▶ What the exercise asks
Will you give the material below again, every line exactly as it is?

▶ Records for processing
━━━━
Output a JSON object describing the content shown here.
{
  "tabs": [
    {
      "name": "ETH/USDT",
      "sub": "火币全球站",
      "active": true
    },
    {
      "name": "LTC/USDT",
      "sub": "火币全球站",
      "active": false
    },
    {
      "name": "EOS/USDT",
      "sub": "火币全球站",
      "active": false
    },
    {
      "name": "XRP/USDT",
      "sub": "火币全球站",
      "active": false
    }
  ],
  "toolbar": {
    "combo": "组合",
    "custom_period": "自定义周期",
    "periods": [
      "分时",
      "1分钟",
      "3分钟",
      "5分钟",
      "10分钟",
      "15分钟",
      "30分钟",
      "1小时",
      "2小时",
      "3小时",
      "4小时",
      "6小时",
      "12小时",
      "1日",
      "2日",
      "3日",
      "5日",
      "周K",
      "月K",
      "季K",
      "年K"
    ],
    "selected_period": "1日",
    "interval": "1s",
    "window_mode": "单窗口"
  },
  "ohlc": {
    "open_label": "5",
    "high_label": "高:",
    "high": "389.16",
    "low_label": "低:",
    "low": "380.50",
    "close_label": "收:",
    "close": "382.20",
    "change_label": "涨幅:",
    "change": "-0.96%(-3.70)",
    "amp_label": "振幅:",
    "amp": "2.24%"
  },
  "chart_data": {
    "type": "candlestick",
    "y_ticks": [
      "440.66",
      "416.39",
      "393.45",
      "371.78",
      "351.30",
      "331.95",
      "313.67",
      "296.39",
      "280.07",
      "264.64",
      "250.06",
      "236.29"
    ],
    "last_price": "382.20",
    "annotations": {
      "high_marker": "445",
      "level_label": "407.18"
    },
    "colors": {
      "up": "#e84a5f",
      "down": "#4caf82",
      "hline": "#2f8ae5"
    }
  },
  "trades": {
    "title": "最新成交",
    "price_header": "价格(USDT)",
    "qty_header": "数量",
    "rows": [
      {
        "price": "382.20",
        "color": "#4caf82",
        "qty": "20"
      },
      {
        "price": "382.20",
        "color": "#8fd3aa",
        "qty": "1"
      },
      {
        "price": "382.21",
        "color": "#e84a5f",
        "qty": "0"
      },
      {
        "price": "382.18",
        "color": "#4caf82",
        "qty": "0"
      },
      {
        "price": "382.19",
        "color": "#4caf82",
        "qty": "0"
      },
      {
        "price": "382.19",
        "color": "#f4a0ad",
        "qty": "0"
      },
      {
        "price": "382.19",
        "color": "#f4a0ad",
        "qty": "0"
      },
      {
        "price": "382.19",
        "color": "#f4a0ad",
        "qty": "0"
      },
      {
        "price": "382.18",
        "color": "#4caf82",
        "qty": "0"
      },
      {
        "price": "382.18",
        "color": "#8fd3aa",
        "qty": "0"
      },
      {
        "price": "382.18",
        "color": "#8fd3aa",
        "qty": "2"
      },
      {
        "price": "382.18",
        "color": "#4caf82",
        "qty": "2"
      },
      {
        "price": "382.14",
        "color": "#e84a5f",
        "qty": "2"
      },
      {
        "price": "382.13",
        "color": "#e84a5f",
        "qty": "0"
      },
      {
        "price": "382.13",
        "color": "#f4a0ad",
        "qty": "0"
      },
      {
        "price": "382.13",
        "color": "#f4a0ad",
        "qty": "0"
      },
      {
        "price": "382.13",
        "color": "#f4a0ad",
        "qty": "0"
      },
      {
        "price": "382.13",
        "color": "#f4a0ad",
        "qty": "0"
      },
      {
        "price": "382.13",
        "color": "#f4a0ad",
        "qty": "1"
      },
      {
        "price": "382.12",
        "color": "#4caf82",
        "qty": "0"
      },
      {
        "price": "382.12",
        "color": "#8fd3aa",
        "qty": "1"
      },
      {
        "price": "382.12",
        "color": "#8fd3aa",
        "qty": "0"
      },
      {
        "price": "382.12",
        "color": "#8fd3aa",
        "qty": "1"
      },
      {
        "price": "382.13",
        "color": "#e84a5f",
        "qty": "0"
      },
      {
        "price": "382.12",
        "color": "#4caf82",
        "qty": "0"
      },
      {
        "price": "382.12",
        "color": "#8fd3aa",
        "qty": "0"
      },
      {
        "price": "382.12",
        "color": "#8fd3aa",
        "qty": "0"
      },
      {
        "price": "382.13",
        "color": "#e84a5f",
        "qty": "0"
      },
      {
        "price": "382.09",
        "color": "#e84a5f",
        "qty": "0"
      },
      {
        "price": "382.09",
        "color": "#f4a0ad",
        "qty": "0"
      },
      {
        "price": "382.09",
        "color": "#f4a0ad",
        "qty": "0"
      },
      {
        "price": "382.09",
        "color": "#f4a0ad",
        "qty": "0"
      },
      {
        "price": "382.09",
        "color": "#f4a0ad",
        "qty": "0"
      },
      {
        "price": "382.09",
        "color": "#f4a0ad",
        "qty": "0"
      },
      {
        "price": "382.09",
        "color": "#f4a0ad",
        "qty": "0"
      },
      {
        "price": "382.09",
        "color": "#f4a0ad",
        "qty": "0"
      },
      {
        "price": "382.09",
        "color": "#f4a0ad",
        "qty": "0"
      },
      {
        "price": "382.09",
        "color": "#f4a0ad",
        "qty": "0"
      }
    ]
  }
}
━━━━
▶ Correct output
Output a JSON object describing the content shown here.
{
  "tabs": [
    {
      "name": "ETH/USDT",
      "sub": "火币全球站",
      "active": true
    },
    {
      "name": "LTC/USDT",
      "sub": "火币全球站",
      "active": false
    },
    {
      "name": "EOS/USDT",
      "sub": "火币全球站",
      "active": false
    },
    {
      "name": "XRP/USDT",
      "sub": "火币全球站",
      "active": false
    }
  ],
  "toolbar": {
    "combo": "组合",
    "custom_period": "自定义周期",
    "periods": [
      "分时",
      "1分钟",
      "3分钟",
      "5分钟",
      "10分钟",
      "15分钟",
      "30分钟",
      "1小时",
      "2小时",
      "3小时",
      "4小时",
      "6小时",
      "12小时",
      "1日",
      "2日",
      "3日",
      "5日",
      "周K",
      "月K",
      "季K",
      "年K"
    ],
    "selected_period": "1日",
    "interval": "1s",
    "window_mode": "单窗口"
  },
  "ohlc": {
    "open_label": "5",
    "high_label": "高:",
    "high": "389.16",
    "low_label": "低:",
    "low": "380.50",
    "close_label": "收:",
    "close": "382.20",
    "change_label": "涨幅:",
    "change": "-0.96%(-3.70)",
    "amp_label": "振幅:",
    "amp": "2.24%"
  },
  "chart_data": {
    "type": "candlestick",
    "y_ticks": [
      "440.66",
      "416.39",
      "393.45",
      "371.78",
      "351.30",
      "331.95",
      "313.67",
      "296.39",
      "280.07",
      "264.64",
      "250.06",
      "236.29"
    ],
    "last_price": "382.20",
    "annotations": {
      "high_marker": "445",
      "level_label": "407.18"
    },
    "colors": {
      "up": "#e84a5f",
      "down": "#4caf82",
      "hline": "#2f8ae5"
    }
  },
  "trades": {
    "title": "最新成交",
    "price_header": "价格(USDT)",
    "qty_header": "数量",
    "rows": [
      {
        "price": "382.20",
        "color": "#4caf82",
        "qty": "20"
      },
      {
        "price": "382.20",
        "color": "#8fd3aa",
        "qty": "1"
      },
      {
        "price": "382.21",
        "color": "#e84a5f",
        "qty": "0"
      },
      {
        "price": "382.18",
        "color": "#4caf82",
        "qty": "0"
      },
      {
        "price": "382.19",
        "color": "#4caf82",
        "qty": "0"
      },
      {
        "price": "382.19",
        "color": "#f4a0ad",
        "qty": "0"
      },
      {
        "price": "382.19",
        "color": "#f4a0ad",
        "qty": "0"
      },
      {
        "price": "382.19",
        "color": "#f4a0ad",
        "qty": "0"
      },
      {
        "price": "382.18",
        "color": "#4caf82",
        "qty": "0"
      },
      {
        "price": "382.18",
        "color": "#8fd3aa",
        "qty": "0"
      },
      {
        "price": "382.18",
        "color": "#8fd3aa",
        "qty": "2"
      },
      {
        "price": "382.18",
        "color": "#4caf82",
        "qty": "2"
      },
      {
        "price": "382.14",
        "color": "#e84a5f",
        "qty": "2"
      },
      {
        "price": "382.13",
        "color": "#e84a5f",
        "qty": "0"
      },
      {
        "price": "382.13",
        "color": "#f4a0ad",
        "qty": "0"
      },
      {
        "price": "382.13",
        "color": "#f4a0ad",
        "qty": "0"
      },
      {
        "price": "382.13",
        "color": "#f4a0ad",
        "qty": "0"
      },
      {
        "price": "382.13",
        "color": "#f4a0ad",
        "qty": "0"
      },
      {
        "price": "382.13",
        "color": "#f4a0ad",
        "qty": "1"
      },
      {
        "price": "382.12",
        "color": "#4caf82",
        "qty": "0"
      },
      {
        "price": "382.12",
        "color": "#8fd3aa",
        "qty": "1"
      },
      {
        "price": "382.12",
        "color": "#8fd3aa",
        "qty": "0"
      },
      {
        "price": "382.12",
        "color": "#8fd3aa",
        "qty": "1"
      },
      {
        "price": "382.13",
        "color": "#e84a5f",
        "qty": "0"
      },
      {
        "price": "382.12",
        "color": "#4caf82",
        "qty": "0"
      },
      {
        "price": "382.12",
        "color": "#8fd3aa",
        "qty": "0"
      },
      {
        "price": "382.12",
        "color": "#8fd3aa",
        "qty": "0"
      },
      {
        "price": "382.13",
        "color": "#e84a5f",
        "qty": "0"
      },
      {
        "price": "382.09",
        "color": "#e84a5f",
        "qty": "0"
      },
      {
        "price": "382.09",
        "color": "#f4a0ad",
        "qty": "0"
      },
      {
        "price": "382.09",
        "color": "#f4a0ad",
        "qty": "0"
      },
      {
        "price": "382.09",
        "color": "#f4a0ad",
        "qty": "0"
      },
      {
        "price": "382.09",
        "color": "#f4a0ad",
        "qty": "0"
      },
      {
        "price": "382.09",
        "color": "#f4a0ad",
        "qty": "0"
      },
      {
        "price": "382.09",
        "color": "#f4a0ad",
        "qty": "0"
      },
      {
        "price": "382.09",
        "color": "#f4a0ad",
        "qty": "0"
      },
      {
        "price": "382.09",
        "color": "#f4a0ad",
        "qty": "0"
      },
      {
        "price": "382.09",
        "color": "#f4a0ad",
        "qty": "0"
      }
    ]
  }
}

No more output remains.